What is needed >> Say how many lines contain "this", using only the number.

Records supplied >>

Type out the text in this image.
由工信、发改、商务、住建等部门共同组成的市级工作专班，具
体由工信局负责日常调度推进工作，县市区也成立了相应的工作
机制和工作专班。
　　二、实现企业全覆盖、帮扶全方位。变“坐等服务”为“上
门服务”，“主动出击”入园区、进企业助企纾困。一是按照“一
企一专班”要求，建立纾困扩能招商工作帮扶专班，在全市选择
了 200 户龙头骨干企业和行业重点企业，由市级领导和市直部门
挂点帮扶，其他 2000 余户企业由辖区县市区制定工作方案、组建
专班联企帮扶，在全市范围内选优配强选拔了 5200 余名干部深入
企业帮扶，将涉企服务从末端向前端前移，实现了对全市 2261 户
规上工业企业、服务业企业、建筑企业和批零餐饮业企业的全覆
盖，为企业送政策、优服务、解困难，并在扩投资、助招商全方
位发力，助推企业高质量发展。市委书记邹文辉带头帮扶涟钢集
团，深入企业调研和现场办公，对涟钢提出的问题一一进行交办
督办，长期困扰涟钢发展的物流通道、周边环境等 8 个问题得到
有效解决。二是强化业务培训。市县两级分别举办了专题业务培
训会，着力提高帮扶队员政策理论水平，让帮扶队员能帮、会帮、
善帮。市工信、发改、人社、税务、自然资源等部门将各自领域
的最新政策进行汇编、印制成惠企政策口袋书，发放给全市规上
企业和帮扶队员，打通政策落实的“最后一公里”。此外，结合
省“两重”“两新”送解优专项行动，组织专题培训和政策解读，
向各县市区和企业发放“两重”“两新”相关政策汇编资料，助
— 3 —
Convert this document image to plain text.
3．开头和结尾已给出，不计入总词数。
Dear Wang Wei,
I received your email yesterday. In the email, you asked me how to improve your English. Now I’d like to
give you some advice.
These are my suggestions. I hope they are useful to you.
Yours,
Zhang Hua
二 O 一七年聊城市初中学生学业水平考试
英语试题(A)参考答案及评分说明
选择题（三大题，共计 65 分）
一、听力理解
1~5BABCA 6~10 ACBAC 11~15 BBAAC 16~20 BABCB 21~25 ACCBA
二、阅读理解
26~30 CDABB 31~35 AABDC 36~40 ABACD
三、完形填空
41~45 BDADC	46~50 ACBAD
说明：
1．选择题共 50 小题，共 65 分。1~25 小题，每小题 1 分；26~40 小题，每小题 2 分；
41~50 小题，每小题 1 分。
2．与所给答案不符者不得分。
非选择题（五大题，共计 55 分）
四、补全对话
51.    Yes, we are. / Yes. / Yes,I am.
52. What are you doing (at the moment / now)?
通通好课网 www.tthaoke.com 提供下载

Solution >> 2